■ Material for the task
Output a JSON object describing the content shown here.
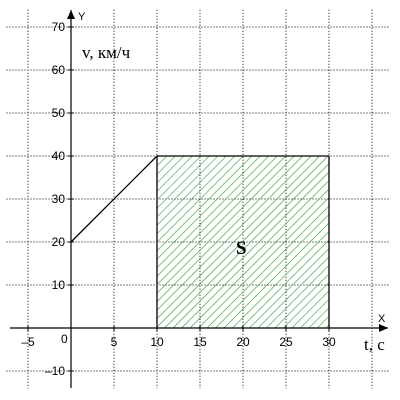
{
  "chart_data": {
    "type": "line",
    "x_axis_name": "X",
    "y_axis_name": "Y",
    "xlabel": "t, c",
    "ylabel": "v, км/ч",
    "x_ticks": [
      -5,
      0,
      5,
      10,
      15,
      20,
      25,
      30
    ],
    "y_ticks": [
      -10,
      10,
      20,
      30,
      40,
      50,
      60,
      70
    ],
    "origin_label": "0",
    "xlim": [
      -7.5,
      37
    ],
    "ylim": [
      -14,
      74
    ],
    "grid": true,
    "series": [
      {
        "x": [
          0,
          10,
          30
        ],
        "y": [
          20,
          40,
          40
        ]
      }
    ],
    "shaded_area": {
      "x_from": 10,
      "x_to": 30,
      "y_from": 0,
      "y_to": 40,
      "pattern": "hatched",
      "label": "S"
    }
  },
  "colors": {
    "grid": "#000000",
    "hatch": "#2e9a2e",
    "line": "#000000",
    "background": "#ffffff"
  }
}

■ Required work
Exclude the images, then output the data above word for word.

■ Completed task
Output a JSON object describing the content shown here.
{
  "chart_data": {
    "type": "line",
    "x_axis_name": "X",
    "y_axis_name": "Y",
    "xlabel": "t, c",
    "ylabel": "v, км/ч",
    "x_ticks": [
      -5,
      0,
      5,
      10,
      15,
      20,
      25,
      30
    ],
    "y_ticks": [
      -10,
      10,
      20,
      30,
      40,
      50,
      60,
      70
    ],
    "origin_label": "0",
    "xlim": [
      -7.5,
      37
    ],
    "ylim": [
      -14,
      74
    ],
    "grid": true,
    "series": [
      {
        "x": [
          0,
          10,
          30
        ],
        "y": [
          20,
          40,
          40
        ]
      }
    ],
    "shaded_area": {
      "x_from": 10,
      "x_to": 30,
      "y_from": 0,
      "y_to": 40,
      "pattern": "hatched",
      "label": "S"
    }
  },
  "colors": {
    "grid": "#000000",
    "hatch": "#2e9a2e",
    "line": "#000000",
    "background": "#ffffff"
  }
}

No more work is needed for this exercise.